** START OF Data listing **

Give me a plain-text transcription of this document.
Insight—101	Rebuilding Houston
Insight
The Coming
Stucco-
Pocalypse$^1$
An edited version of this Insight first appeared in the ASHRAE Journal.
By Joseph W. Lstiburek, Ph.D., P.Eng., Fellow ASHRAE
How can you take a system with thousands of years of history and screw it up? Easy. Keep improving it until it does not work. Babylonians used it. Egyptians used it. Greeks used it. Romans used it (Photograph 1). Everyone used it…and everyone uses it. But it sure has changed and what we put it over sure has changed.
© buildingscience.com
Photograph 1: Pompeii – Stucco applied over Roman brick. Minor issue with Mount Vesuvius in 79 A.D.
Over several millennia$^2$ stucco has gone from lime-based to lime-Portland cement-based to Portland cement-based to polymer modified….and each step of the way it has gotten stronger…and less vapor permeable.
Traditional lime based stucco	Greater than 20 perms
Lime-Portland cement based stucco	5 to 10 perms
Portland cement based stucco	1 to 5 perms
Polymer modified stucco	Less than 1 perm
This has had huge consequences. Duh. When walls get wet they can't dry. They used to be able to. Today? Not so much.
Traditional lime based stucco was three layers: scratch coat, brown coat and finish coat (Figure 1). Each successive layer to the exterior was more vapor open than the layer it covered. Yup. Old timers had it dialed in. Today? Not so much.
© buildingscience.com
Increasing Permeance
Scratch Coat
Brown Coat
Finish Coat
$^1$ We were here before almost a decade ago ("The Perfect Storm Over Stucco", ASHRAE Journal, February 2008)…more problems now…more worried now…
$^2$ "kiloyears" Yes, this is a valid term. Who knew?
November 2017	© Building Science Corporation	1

** END OF Data listing **

• _What is asked_
Gather each line of the records holding the string "perms".

• _Correct response_
Traditional lime based stucco	Greater than 20 perms
Lime-Portland cement based stucco	5 to 10 perms
Portland cement based stucco	1 to 5 perms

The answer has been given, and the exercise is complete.